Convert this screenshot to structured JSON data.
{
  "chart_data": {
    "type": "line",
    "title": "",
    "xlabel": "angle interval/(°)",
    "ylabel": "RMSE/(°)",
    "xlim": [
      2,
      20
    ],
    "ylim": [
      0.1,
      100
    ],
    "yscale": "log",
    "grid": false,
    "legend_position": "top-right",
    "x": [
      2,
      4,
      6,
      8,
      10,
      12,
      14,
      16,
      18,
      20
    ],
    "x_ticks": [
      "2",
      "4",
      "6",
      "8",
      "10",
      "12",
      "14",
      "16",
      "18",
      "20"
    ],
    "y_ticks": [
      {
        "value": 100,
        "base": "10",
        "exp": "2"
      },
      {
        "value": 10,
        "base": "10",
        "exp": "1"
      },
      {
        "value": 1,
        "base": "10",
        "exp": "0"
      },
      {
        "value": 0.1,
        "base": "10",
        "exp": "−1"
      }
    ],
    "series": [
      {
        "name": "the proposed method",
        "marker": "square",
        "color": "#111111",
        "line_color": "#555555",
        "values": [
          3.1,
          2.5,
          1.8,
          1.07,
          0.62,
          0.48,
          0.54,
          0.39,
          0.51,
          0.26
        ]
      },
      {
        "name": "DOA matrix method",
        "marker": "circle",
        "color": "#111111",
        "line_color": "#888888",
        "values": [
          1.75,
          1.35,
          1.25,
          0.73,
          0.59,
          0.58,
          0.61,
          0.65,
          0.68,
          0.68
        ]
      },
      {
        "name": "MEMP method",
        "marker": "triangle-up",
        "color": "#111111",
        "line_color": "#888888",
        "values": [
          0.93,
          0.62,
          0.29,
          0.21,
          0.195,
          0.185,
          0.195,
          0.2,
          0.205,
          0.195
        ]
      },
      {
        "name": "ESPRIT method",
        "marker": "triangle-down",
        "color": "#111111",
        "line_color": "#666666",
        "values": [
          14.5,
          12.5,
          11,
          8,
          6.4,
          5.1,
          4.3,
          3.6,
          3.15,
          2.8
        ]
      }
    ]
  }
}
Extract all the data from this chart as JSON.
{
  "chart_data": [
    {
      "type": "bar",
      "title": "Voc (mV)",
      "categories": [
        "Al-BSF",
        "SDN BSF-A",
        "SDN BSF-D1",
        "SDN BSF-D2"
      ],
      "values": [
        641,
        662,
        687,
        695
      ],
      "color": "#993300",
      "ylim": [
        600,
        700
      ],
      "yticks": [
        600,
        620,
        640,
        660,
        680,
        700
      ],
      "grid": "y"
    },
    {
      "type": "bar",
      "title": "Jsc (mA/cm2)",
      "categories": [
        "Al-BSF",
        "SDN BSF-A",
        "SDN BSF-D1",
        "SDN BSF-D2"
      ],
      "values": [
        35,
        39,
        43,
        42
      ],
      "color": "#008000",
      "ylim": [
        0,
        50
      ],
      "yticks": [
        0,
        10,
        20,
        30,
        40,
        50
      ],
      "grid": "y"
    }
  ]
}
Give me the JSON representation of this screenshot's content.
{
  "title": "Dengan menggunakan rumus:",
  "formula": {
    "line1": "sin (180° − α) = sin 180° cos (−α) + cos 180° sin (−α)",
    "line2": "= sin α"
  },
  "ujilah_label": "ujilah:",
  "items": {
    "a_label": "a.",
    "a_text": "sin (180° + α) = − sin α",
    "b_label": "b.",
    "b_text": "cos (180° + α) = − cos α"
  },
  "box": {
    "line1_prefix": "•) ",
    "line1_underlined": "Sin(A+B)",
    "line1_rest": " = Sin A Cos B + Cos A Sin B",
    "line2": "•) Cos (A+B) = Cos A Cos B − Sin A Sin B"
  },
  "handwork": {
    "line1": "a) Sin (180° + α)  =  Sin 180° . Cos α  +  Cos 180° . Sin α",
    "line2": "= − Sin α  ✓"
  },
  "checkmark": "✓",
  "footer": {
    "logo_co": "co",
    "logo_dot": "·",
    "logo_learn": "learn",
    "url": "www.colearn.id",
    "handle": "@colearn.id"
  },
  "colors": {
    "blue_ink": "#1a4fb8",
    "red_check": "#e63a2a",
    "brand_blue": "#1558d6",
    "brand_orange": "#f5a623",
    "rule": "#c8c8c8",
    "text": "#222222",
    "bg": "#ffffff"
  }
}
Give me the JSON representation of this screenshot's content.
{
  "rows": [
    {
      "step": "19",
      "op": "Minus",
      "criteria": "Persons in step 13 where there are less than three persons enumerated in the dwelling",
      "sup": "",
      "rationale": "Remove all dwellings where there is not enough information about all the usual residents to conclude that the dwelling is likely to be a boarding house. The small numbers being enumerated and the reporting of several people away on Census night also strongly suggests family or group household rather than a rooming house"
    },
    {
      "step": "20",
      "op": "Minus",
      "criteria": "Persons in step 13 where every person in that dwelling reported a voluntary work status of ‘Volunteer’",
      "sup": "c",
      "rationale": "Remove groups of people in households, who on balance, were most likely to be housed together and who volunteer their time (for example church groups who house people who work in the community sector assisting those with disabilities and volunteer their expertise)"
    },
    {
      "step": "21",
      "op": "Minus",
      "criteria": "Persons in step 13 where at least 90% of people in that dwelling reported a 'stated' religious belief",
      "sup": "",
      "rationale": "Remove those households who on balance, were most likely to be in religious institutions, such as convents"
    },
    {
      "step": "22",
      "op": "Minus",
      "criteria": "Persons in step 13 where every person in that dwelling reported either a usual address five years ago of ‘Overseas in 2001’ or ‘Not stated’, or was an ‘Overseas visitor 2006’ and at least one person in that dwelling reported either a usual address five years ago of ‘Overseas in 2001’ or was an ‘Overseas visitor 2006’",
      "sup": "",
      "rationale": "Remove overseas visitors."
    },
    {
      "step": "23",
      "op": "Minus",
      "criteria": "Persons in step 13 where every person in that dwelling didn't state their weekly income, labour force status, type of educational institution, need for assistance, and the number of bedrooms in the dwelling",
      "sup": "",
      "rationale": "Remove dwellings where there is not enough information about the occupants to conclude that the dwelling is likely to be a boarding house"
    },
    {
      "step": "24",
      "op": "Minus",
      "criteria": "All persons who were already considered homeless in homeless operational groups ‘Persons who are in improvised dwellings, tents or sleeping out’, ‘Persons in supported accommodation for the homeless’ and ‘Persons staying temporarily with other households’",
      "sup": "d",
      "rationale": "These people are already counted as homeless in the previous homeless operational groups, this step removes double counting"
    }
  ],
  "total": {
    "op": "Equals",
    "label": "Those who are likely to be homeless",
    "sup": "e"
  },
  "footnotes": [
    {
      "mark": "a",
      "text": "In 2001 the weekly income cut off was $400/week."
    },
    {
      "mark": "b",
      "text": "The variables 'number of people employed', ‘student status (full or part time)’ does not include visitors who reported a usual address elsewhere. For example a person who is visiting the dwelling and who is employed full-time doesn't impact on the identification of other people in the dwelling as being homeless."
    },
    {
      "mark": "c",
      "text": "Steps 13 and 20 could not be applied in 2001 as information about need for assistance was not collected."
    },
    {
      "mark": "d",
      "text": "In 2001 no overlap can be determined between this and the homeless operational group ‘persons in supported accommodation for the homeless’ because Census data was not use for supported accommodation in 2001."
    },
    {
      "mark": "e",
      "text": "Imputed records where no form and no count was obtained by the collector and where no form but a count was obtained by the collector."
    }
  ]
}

** Prompt **
Reproduce each entry from the records above, character for character.

** Result of the exercise **
Convert this screenshot to structured JSON data.
{
  "chart_data": {
    "type": "line",
    "title": "",
    "xlabel": "angle interval/(°)",
    "ylabel": "RMSE/(°)",
    "xlim": [
      2,
      20
    ],
    "ylim": [
      0.1,
      100
    ],
    "yscale": "log",
    "grid": false,
    "legend_position": "top-right",
    "x": [
      2,
      4,
      6,
      8,
      10,
      12,
      14,
      16,
      18,
      20
    ],
    "x_ticks": [
      "2",
      "4",
      "6",
      "8",
      "10",
      "12",
      "14",
      "16",
      "18",
      "20"
    ],
    "y_ticks": [
      {
        "value": 100,
        "base": "10",
        "exp": "2"
      },
      {
        "value": 10,
        "base": "10",
        "exp": "1"
      },
      {
        "value": 1,
        "base": "10",
        "exp": "0"
      },
      {
        "value": 0.1,
        "base": "10",
        "exp": "−1"
      }
    ],
    "series": [
      {
        "name": "the proposed method",
        "marker": "square",
        "color": "#111111",
        "line_color": "#555555",
        "values": [
          3.1,
          2.5,
          1.8,
          1.07,
          0.62,
          0.48,
          0.54,
          0.39,
          0.51,
          0.26
        ]
      },
      {
        "name": "DOA matrix method",
        "marker": "circle",
        "color": "#111111",
        "line_color": "#888888",
        "values": [
          1.75,
          1.35,
          1.25,
          0.73,
          0.59,
          0.58,
          0.61,
          0.65,
          0.68,
          0.68
        ]
      },
      {
        "name": "MEMP method",
        "marker": "triangle-up",
        "color": "#111111",
        "line_color": "#888888",
        "values": [
          0.93,
          0.62,
          0.29,
          0.21,
          0.195,
          0.185,
          0.195,
          0.2,
          0.205,
          0.195
        ]
      },
      {
        "name": "ESPRIT method",
        "marker": "triangle-down",
        "color": "#111111",
        "line_color": "#666666",
        "values": [
          14.5,
          12.5,
          11,
          8,
          6.4,
          5.1,
          4.3,
          3.6,
          3.15,
          2.8
        ]
      }
    ]
  }
}
Extract all the data from this chart as JSON.
{
  "chart_data": [
    {
      "type": "bar",
      "title": "Voc (mV)",
      "categories": [
        "Al-BSF",
        "SDN BSF-A",
        "SDN BSF-D1",
        "SDN BSF-D2"
      ],
      "values": [
        641,
        662,
        687,
        695
      ],
      "color": "#993300",
      "ylim": [
        600,
        700
      ],
      "yticks": [
        600,
        620,
        640,
        660,
        680,
        700
      ],
      "grid": "y"
    },
    {
      "type": "bar",
      "title": "Jsc (mA/cm2)",
      "categories": [
        "Al-BSF",
        "SDN BSF-A",
        "SDN BSF-D1",
        "SDN BSF-D2"
      ],
      "values": [
        35,
        39,
        43,
        42
      ],
      "color": "#008000",
      "ylim": [
        0,
        50
      ],
      "yticks": [
        0,
        10,
        20,
        30,
        40,
        50
      ],
      "grid": "y"
    }
  ]
}
Give me the JSON representation of this screenshot's content.
{
  "title": "Dengan menggunakan rumus:",
  "formula": {
    "line1": "sin (180° − α) = sin 180° cos (−α) + cos 180° sin (−α)",
    "line2": "= sin α"
  },
  "ujilah_label": "ujilah:",
  "items": {
    "a_label": "a.",
    "a_text": "sin (180° + α) = − sin α",
    "b_label": "b.",
    "b_text": "cos (180° + α) = − cos α"
  },
  "box": {
    "line1_prefix": "•) ",
    "line1_underlined": "Sin(A+B)",
    "line1_rest": " = Sin A Cos B + Cos A Sin B",
    "line2": "•) Cos (A+B) = Cos A Cos B − Sin A Sin B"
  },
  "handwork": {
    "line1": "a) Sin (180° + α)  =  Sin 180° . Cos α  +  Cos 180° . Sin α",
    "line2": "= − Sin α  ✓"
  },
  "checkmark": "✓",
  "footer": {
    "logo_co": "co",
    "logo_dot": "·",
    "logo_learn": "learn",
    "url": "www.colearn.id",
    "handle": "@colearn.id"
  },
  "colors": {
    "blue_ink": "#1a4fb8",
    "red_check": "#e63a2a",
    "brand_blue": "#1558d6",
    "brand_orange": "#f5a623",
    "rule": "#c8c8c8",
    "text": "#222222",
    "bg": "#ffffff"
  }
}
Give me the JSON representation of this screenshot's content.
{
  "rows": [
    {
      "step": "19",
      "op": "Minus",
      "criteria": "Persons in step 13 where there are less than three persons enumerated in the dwelling",
      "sup": "",
      "rationale": "Remove all dwellings where there is not enough information about all the usual residents to conclude that the dwelling is likely to be a boarding house. The small numbers being enumerated and the reporting of several people away on Census night also strongly suggests family or group household rather than a rooming house"
    },
    {
      "step": "20",
      "op": "Minus",
      "criteria": "Persons in step 13 where every person in that dwelling reported a voluntary work status of ‘Volunteer’",
      "sup": "c",
      "rationale": "Remove groups of people in households, who on balance, were most likely to be housed together and who volunteer their time (for example church groups who house people who work in the community sector assisting those with disabilities and volunteer their expertise)"
    },
    {
      "step": "21",
      "op": "Minus",
      "criteria": "Persons in step 13 where at least 90% of people in that dwelling reported a 'stated' religious belief",
      "sup": "",
      "rationale": "Remove those households who on balance, were most likely to be in religious institutions, such as convents"
    },
    {
      "step": "22",
      "op": "Minus",
      "criteria": "Persons in step 13 where every person in that dwelling reported either a usual address five years ago of ‘Overseas in 2001’ or ‘Not stated’, or was an ‘Overseas visitor 2006’ and at least one person in that dwelling reported either a usual address five years ago of ‘Overseas in 2001’ or was an ‘Overseas visitor 2006’",
      "sup": "",
      "rationale": "Remove overseas visitors."
    },
    {
      "step": "23",
      "op": "Minus",
      "criteria": "Persons in step 13 where every person in that dwelling didn't state their weekly income, labour force status, type of educational institution, need for assistance, and the number of bedrooms in the dwelling",
      "sup": "",
      "rationale": "Remove dwellings where there is not enough information about the occupants to conclude that the dwelling is likely to be a boarding house"
    },
    {
      "step": "24",
      "op": "Minus",
      "criteria": "All persons who were already considered homeless in homeless operational groups ‘Persons who are in improvised dwellings, tents or sleeping out’, ‘Persons in supported accommodation for the homeless’ and ‘Persons staying temporarily with other households’",
      "sup": "d",
      "rationale": "These people are already counted as homeless in the previous homeless operational groups, this step removes double counting"
    }
  ],
  "total": {
    "op": "Equals",
    "label": "Those who are likely to be homeless",
    "sup": "e"
  },
  "footnotes": [
    {
      "mark": "a",
      "text": "In 2001 the weekly income cut off was $400/week."
    },
    {
      "mark": "b",
      "text": "The variables 'number of people employed', ‘student status (full or part time)’ does not include visitors who reported a usual address elsewhere. For example a person who is visiting the dwelling and who is employed full-time doesn't impact on the identification of other people in the dwelling as being homeless."
    },
    {
      "mark": "c",
      "text": "Steps 13 and 20 could not be applied in 2001 as information about need for assistance was not collected."
    },
    {
      "mark": "d",
      "text": "In 2001 no overlap can be determined between this and the homeless operational group ‘persons in supported accommodation for the homeless’ because Census data was not use for supported accommodation in 2001."
    },
    {
      "mark": "e",
      "text": "Imputed records where no form and no count was obtained by the collector and where no form but a count was obtained by the collector."
    }
  ]
}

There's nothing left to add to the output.